[Stored data entries]
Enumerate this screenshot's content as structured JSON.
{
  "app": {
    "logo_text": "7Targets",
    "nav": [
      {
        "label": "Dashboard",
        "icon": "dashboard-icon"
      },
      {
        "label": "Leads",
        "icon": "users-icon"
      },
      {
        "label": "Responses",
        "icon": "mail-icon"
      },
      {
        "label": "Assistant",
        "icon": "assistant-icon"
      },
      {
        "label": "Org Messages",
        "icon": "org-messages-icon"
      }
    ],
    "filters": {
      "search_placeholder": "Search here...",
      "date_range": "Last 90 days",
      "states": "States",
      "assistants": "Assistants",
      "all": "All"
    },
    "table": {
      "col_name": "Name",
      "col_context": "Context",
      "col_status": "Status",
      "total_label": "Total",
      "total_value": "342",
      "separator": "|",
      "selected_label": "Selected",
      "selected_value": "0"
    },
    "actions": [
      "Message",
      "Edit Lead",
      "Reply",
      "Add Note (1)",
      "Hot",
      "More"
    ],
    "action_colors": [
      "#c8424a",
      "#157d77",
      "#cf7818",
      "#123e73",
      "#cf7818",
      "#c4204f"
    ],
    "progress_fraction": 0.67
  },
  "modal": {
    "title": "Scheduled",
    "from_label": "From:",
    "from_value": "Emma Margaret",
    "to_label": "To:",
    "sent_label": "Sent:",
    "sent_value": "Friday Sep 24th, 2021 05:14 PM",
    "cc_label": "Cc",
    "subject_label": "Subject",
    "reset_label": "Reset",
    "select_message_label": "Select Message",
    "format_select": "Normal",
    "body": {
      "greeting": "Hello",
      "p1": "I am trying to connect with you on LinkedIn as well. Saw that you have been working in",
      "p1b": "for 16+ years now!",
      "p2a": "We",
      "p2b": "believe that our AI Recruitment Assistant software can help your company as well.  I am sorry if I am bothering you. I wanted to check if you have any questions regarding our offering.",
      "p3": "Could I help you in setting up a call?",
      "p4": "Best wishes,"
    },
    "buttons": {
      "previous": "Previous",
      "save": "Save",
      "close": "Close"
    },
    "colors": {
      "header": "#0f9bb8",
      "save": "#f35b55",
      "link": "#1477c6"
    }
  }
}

Exercise: Find every line that holds "have" and copy it.

Answer:
      "p1": "I am trying to connect with you on LinkedIn as well. Saw that you have been working in",
      "p2b": "believe that our AI Recruitment Assistant software can help your company as well.  I am sorry if I am bothering you. I wanted to check if you have any questions regarding our offering.",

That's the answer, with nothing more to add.